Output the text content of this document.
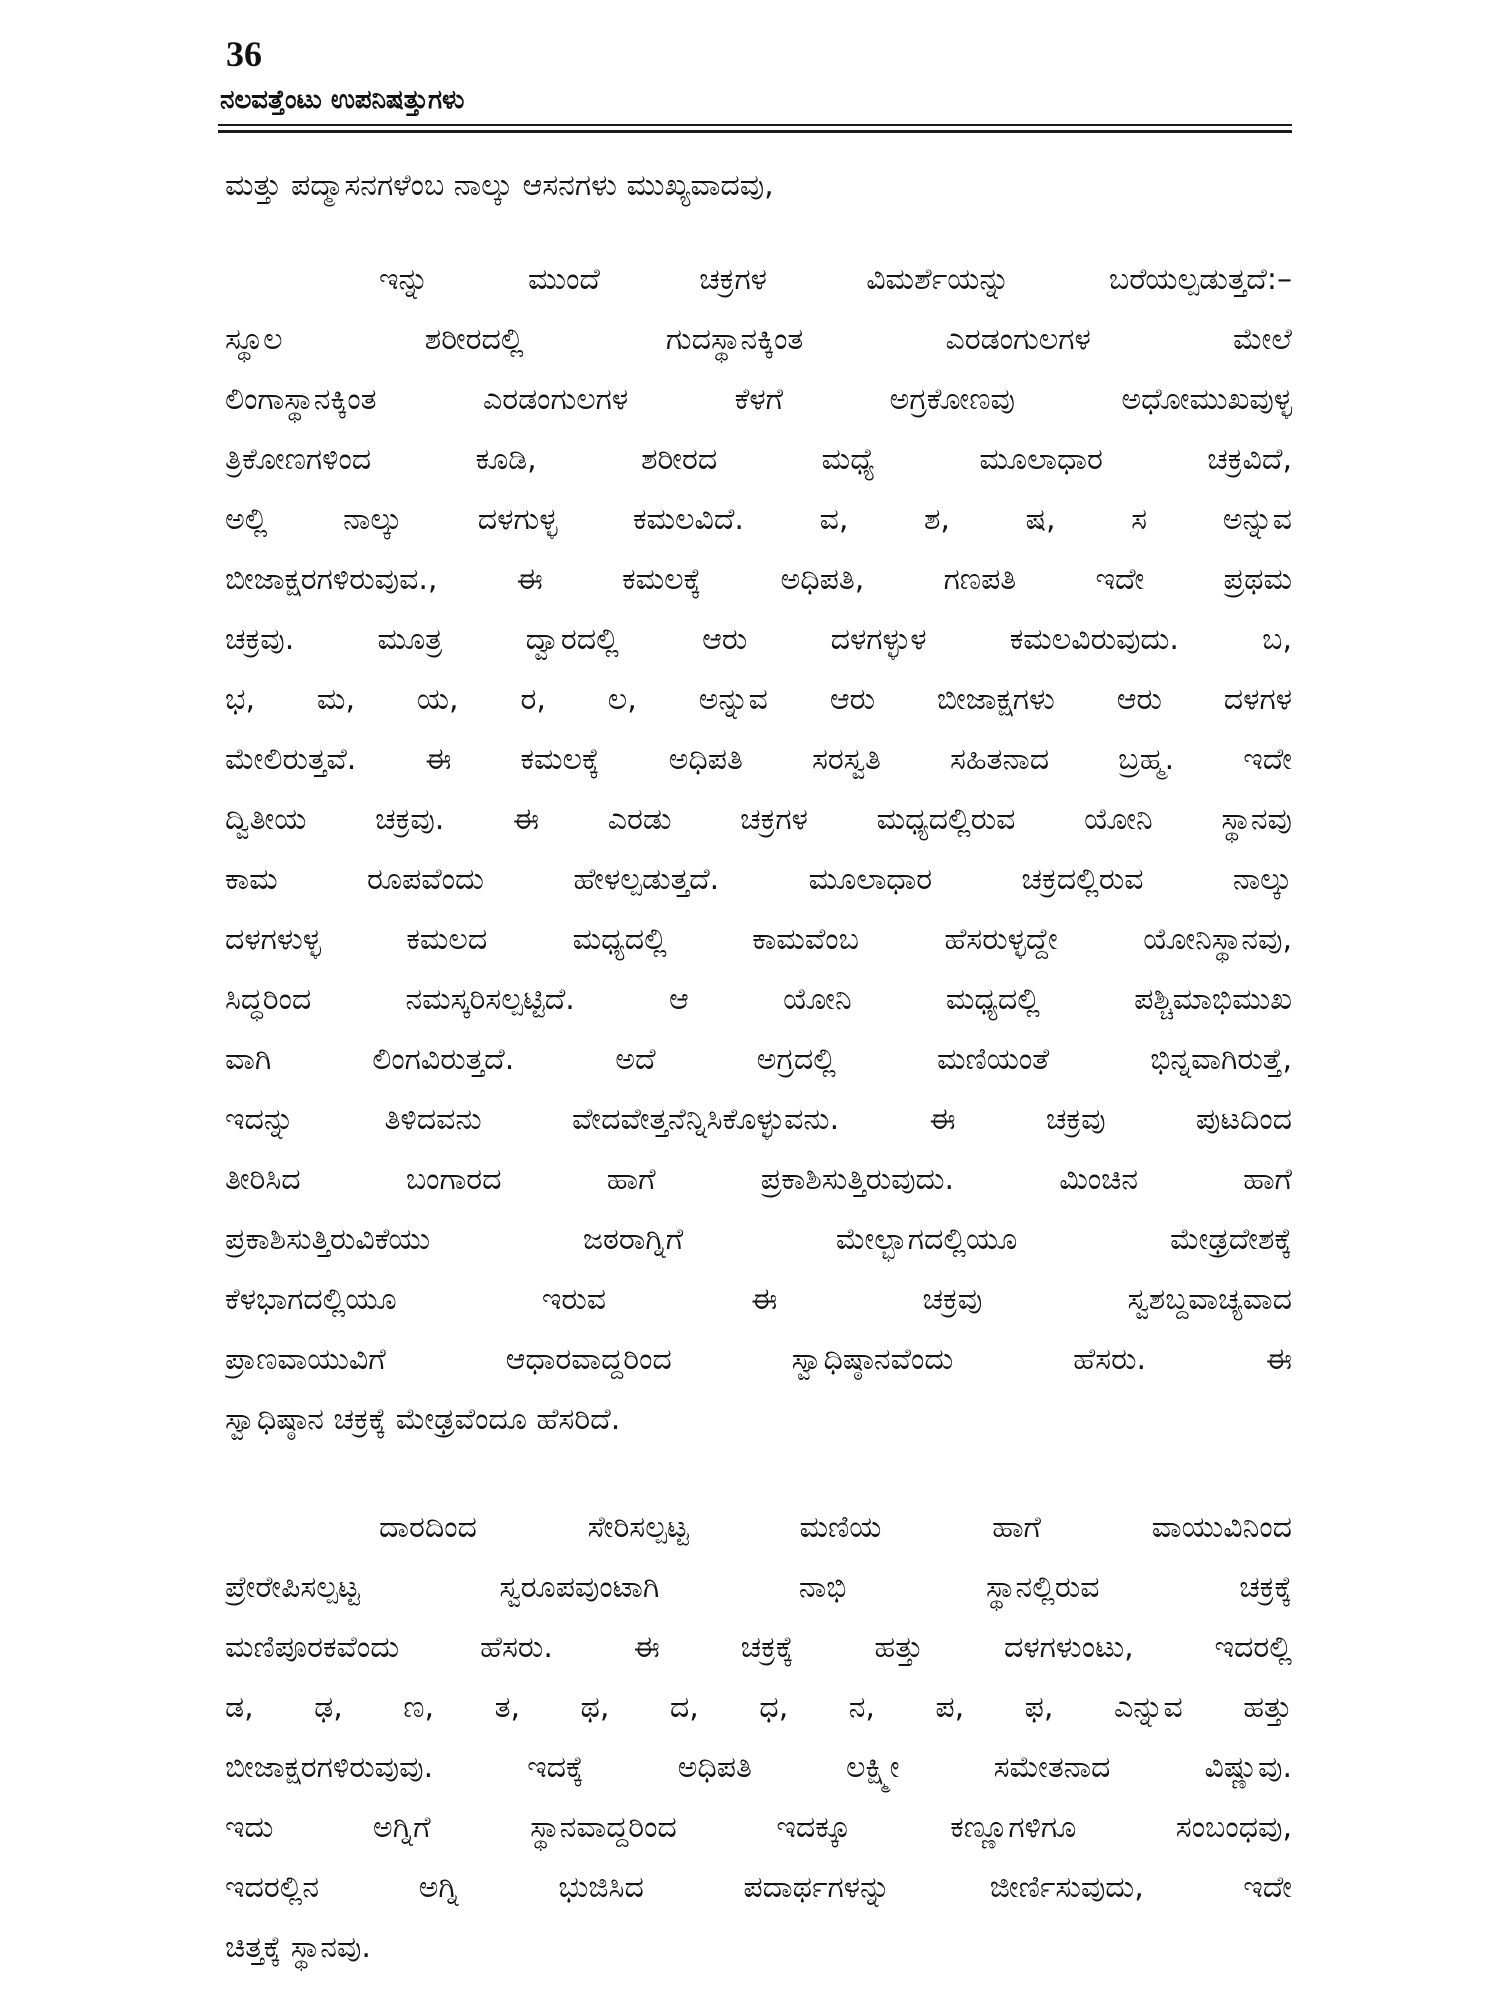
36
ನಲವತ್ತೆಂಟು ಉಪನಿಷತ್ತುಗಳು
ಮತ್ತು ಪದ್ಮಾಸನಗಳೆಂಬ ನಾಲ್ಕು ಆಸನಗಳು ಮುಖ್ಯವಾದವು,
ಇನ್ನು ಮುಂದೆ ಚಕ್ರಗಳ ವಿಮರ್ಶೆಯನ್ನು ಬರೆಯಲ್ಪಡುತ್ತದೆ:–
ಸ್ಥೂಲ ಶರೀರದಲ್ಲಿ ಗುದಸ್ಥಾನಕ್ಕಿಂತ ಎರಡಂಗುಲಗಳ ಮೇಲೆ
ಲಿಂಗಾಸ್ಥಾನಕ್ಕಿಂತ ಎರಡಂಗುಲಗಳ ಕೆಳಗೆ ಅಗ್ರಕೋಣವು ಅಧೋಮುಖವುಳ್ಳ
ತ್ರಿಕೋಣಗಳಿಂದ ಕೂಡಿ, ಶರೀರದ ಮಧ್ಯೆ ಮೂಲಾಧಾರ ಚಕ್ರವಿದೆ,
ಅಲ್ಲಿ ನಾಲ್ಕು ದಳಗುಳ್ಳ ಕಮಲವಿದೆ. ವ, ಶ, ಷ, ಸ ಅನ್ನುವ
ಬೀಜಾಕ್ಷರಗಳಿರುವುವ., ಈ ಕಮಲಕ್ಕೆ ಅಧಿಪತಿ, ಗಣಪತಿ ಇದೇ ಪ್ರಥಮ
ಚಕ್ರವು. ಮೂತ್ರ ದ್ವಾರದಲ್ಲಿ ಆರು ದಳಗಳ್ಳುಳ ಕಮಲವಿರುವುದು. ಬ,
ಭ, ಮ, ಯ, ರ, ಲ, ಅನ್ನುವ ಆರು ಬೀಜಾಕ್ಷಗಳು ಆರು ದಳಗಳ
ಮೇಲಿರುತ್ತವೆ. ಈ ಕಮಲಕ್ಕೆ ಅಧಿಪತಿ ಸರಸ್ವತಿ ಸಹಿತನಾದ ಬ್ರಹ್ಮ. ಇದೇ
ದ್ವಿತೀಯ ಚಕ್ರವು. ಈ ಎರಡು ಚಕ್ರಗಳ ಮಧ್ಯದಲ್ಲಿರುವ ಯೋನಿ ಸ್ಥಾನವು
ಕಾಮ ರೂಪವೆಂದು ಹೇಳಲ್ಪಡುತ್ತದೆ. ಮೂಲಾಧಾರ ಚಕ್ರದಲ್ಲಿರುವ ನಾಲ್ಕು
ದಳಗಳುಳ್ಳ ಕಮಲದ ಮಧ್ಯದಲ್ಲಿ ಕಾಮವೆಂಬ ಹೆಸರುಳ್ಳದ್ದೇ ಯೋನಿಸ್ಥಾನವು,
ಸಿದ್ಧರಿಂದ ನಮಸ್ಕರಿಸಲ್ಪಟ್ಟಿದೆ. ಆ ಯೋನಿ ಮಧ್ಯದಲ್ಲಿ ಪಶ್ಚಿಮಾಭಿಮುಖ
ವಾಗಿ ಲಿಂಗವಿರುತ್ತದೆ. ಅದೆ ಅಗ್ರದಲ್ಲಿ ಮಣಿಯಂತೆ ಭಿನ್ನವಾಗಿರುತ್ತೆ,
ಇದನ್ನು ತಿಳಿದವನು ವೇದವೇತ್ತನೆನ್ನಿಸಿಕೊಳ್ಳುವನು. ಈ ಚಕ್ರವು ಪುಟದಿಂದ
ತೀರಿಸಿದ ಬಂಗಾರದ ಹಾಗೆ ಪ್ರಕಾಶಿಸುತ್ತಿರುವುದು. ಮಿಂಚಿನ ಹಾಗೆ
ಪ್ರಕಾಶಿಸುತ್ತಿರುವಿಕೆಯು ಜಠರಾಗ್ನಿಗೆ ಮೇಲ್ಭಾಗದಲ್ಲಿಯೂ ಮೇಢ್ರದೇಶಕ್ಕೆ
ಕೆಳಭಾಗದಲ್ಲಿಯೂ ಇರುವ ಈ ಚಕ್ರವು ಸ್ವಶಬ್ದವಾಚ್ಯವಾದ
ಪ್ರಾಣವಾಯುವಿಗೆ ಆಧಾರವಾದ್ದರಿಂದ ಸ್ವಾಧಿಷ್ಠಾನವೆಂದು ಹೆಸರು. ಈ
ಸ್ವಾಧಿಷ್ಠಾನ ಚಕ್ರಕ್ಕೆ ಮೇಢ್ರವೆಂದೂ ಹೆಸರಿದೆ.
ದಾರದಿಂದ ಸೇರಿಸಲ್ಪಟ್ಟ ಮಣಿಯ ಹಾಗೆ ವಾಯುವಿನಿಂದ
ಪ್ರೇರೇಪಿಸಲ್ಪಟ್ಟ ಸ್ವರೂಪವುಂಟಾಗಿ ನಾಭಿ ಸ್ಥಾನಲ್ಲಿರುವ ಚಕ್ರಕ್ಕೆ
ಮಣಿಪೂರಕವೆಂದು ಹೆಸರು. ಈ ಚಕ್ರಕ್ಕೆ ಹತ್ತು ದಳಗಳುಂಟು, ಇದರಲ್ಲಿ
ಡ, ಢ, ಣ, ತ, ಥ, ದ, ಧ, ನ, ಪ, ಫ, ಎನ್ನುವ ಹತ್ತು
ಬೀಜಾಕ್ಷರಗಳಿರುವುವು. ಇದಕ್ಕೆ ಅಧಿಪತಿ ಲಕ್ಷ್ಮೀ ಸಮೇತನಾದ ವಿಷ್ಣುವು.
ಇದು ಅಗ್ನಿಗೆ ಸ್ಥಾನವಾದ್ದರಿಂದ ಇದಕ್ಕೂ ಕಣ್ಣೂಗಳಿಗೂ ಸಂಬಂಧವು,
ಇದರಲ್ಲಿನ ಅಗ್ನಿ ಭುಜಿಸಿದ ಪದಾರ್ಥಗಳನ್ನು ಜೀರ್ಣಿಸುವುದು, ಇದೇ
ಚಿತ್ತಕ್ಕೆ ಸ್ಥಾನವು.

....

- PROBLEM TO SOLVE
Reproduce the full listing above verbatim, with no pictures included.

- OUTPUT BELOW
Output the text content of this document.
36
ನಲವತ್ತೆಂಟು ಉಪನಿಷತ್ತುಗಳು
ಮತ್ತು ಪದ್ಮಾಸನಗಳೆಂಬ ನಾಲ್ಕು ಆಸನಗಳು ಮುಖ್ಯವಾದವು,
ಇನ್ನು ಮುಂದೆ ಚಕ್ರಗಳ ವಿಮರ್ಶೆಯನ್ನು ಬರೆಯಲ್ಪಡುತ್ತದೆ:–
ಸ್ಥೂಲ ಶರೀರದಲ್ಲಿ ಗುದಸ್ಥಾನಕ್ಕಿಂತ ಎರಡಂಗುಲಗಳ ಮೇಲೆ
ಲಿಂಗಾಸ್ಥಾನಕ್ಕಿಂತ ಎರಡಂಗುಲಗಳ ಕೆಳಗೆ ಅಗ್ರಕೋಣವು ಅಧೋಮುಖವುಳ್ಳ
ತ್ರಿಕೋಣಗಳಿಂದ ಕೂಡಿ, ಶರೀರದ ಮಧ್ಯೆ ಮೂಲಾಧಾರ ಚಕ್ರವಿದೆ,
ಅಲ್ಲಿ ನಾಲ್ಕು ದಳಗುಳ್ಳ ಕಮಲವಿದೆ. ವ, ಶ, ಷ, ಸ ಅನ್ನುವ
ಬೀಜಾಕ್ಷರಗಳಿರುವುವ., ಈ ಕಮಲಕ್ಕೆ ಅಧಿಪತಿ, ಗಣಪತಿ ಇದೇ ಪ್ರಥಮ
ಚಕ್ರವು. ಮೂತ್ರ ದ್ವಾರದಲ್ಲಿ ಆರು ದಳಗಳ್ಳುಳ ಕಮಲವಿರುವುದು. ಬ,
ಭ, ಮ, ಯ, ರ, ಲ, ಅನ್ನುವ ಆರು ಬೀಜಾಕ್ಷಗಳು ಆರು ದಳಗಳ
ಮೇಲಿರುತ್ತವೆ. ಈ ಕಮಲಕ್ಕೆ ಅಧಿಪತಿ ಸರಸ್ವತಿ ಸಹಿತನಾದ ಬ್ರಹ್ಮ. ಇದೇ
ದ್ವಿತೀಯ ಚಕ್ರವು. ಈ ಎರಡು ಚಕ್ರಗಳ ಮಧ್ಯದಲ್ಲಿರುವ ಯೋನಿ ಸ್ಥಾನವು
ಕಾಮ ರೂಪವೆಂದು ಹೇಳಲ್ಪಡುತ್ತದೆ. ಮೂಲಾಧಾರ ಚಕ್ರದಲ್ಲಿರುವ ನಾಲ್ಕು
ದಳಗಳುಳ್ಳ ಕಮಲದ ಮಧ್ಯದಲ್ಲಿ ಕಾಮವೆಂಬ ಹೆಸರುಳ್ಳದ್ದೇ ಯೋನಿಸ್ಥಾನವು,
ಸಿದ್ಧರಿಂದ ನಮಸ್ಕರಿಸಲ್ಪಟ್ಟಿದೆ. ಆ ಯೋನಿ ಮಧ್ಯದಲ್ಲಿ ಪಶ್ಚಿಮಾಭಿಮುಖ
ವಾಗಿ ಲಿಂಗವಿರುತ್ತದೆ. ಅದೆ ಅಗ್ರದಲ್ಲಿ ಮಣಿಯಂತೆ ಭಿನ್ನವಾಗಿರುತ್ತೆ,
ಇದನ್ನು ತಿಳಿದವನು ವೇದವೇತ್ತನೆನ್ನಿಸಿಕೊಳ್ಳುವನು. ಈ ಚಕ್ರವು ಪುಟದಿಂದ
ತೀರಿಸಿದ ಬಂಗಾರದ ಹಾಗೆ ಪ್ರಕಾಶಿಸುತ್ತಿರುವುದು. ಮಿಂಚಿನ ಹಾಗೆ
ಪ್ರಕಾಶಿಸುತ್ತಿರುವಿಕೆಯು ಜಠರಾಗ್ನಿಗೆ ಮೇಲ್ಭಾಗದಲ್ಲಿಯೂ ಮೇಢ್ರದೇಶಕ್ಕೆ
ಕೆಳಭಾಗದಲ್ಲಿಯೂ ಇರುವ ಈ ಚಕ್ರವು ಸ್ವಶಬ್ದವಾಚ್ಯವಾದ
ಪ್ರಾಣವಾಯುವಿಗೆ ಆಧಾರವಾದ್ದರಿಂದ ಸ್ವಾಧಿಷ್ಠಾನವೆಂದು ಹೆಸರು. ಈ
ಸ್ವಾಧಿಷ್ಠಾನ ಚಕ್ರಕ್ಕೆ ಮೇಢ್ರವೆಂದೂ ಹೆಸರಿದೆ.
ದಾರದಿಂದ ಸೇರಿಸಲ್ಪಟ್ಟ ಮಣಿಯ ಹಾಗೆ ವಾಯುವಿನಿಂದ
ಪ್ರೇರೇಪಿಸಲ್ಪಟ್ಟ ಸ್ವರೂಪವುಂಟಾಗಿ ನಾಭಿ ಸ್ಥಾನಲ್ಲಿರುವ ಚಕ್ರಕ್ಕೆ
ಮಣಿಪೂರಕವೆಂದು ಹೆಸರು. ಈ ಚಕ್ರಕ್ಕೆ ಹತ್ತು ದಳಗಳುಂಟು, ಇದರಲ್ಲಿ
ಡ, ಢ, ಣ, ತ, ಥ, ದ, ಧ, ನ, ಪ, ಫ, ಎನ್ನುವ ಹತ್ತು
ಬೀಜಾಕ್ಷರಗಳಿರುವುವು. ಇದಕ್ಕೆ ಅಧಿಪತಿ ಲಕ್ಷ್ಮೀ ಸಮೇತನಾದ ವಿಷ್ಣುವು.
ಇದು ಅಗ್ನಿಗೆ ಸ್ಥಾನವಾದ್ದರಿಂದ ಇದಕ್ಕೂ ಕಣ್ಣೂಗಳಿಗೂ ಸಂಬಂಧವು,
ಇದರಲ್ಲಿನ ಅಗ್ನಿ ಭುಜಿಸಿದ ಪದಾರ್ಥಗಳನ್ನು ಜೀರ್ಣಿಸುವುದು, ಇದೇ
ಚಿತ್ತಕ್ಕೆ ಸ್ಥಾನವು.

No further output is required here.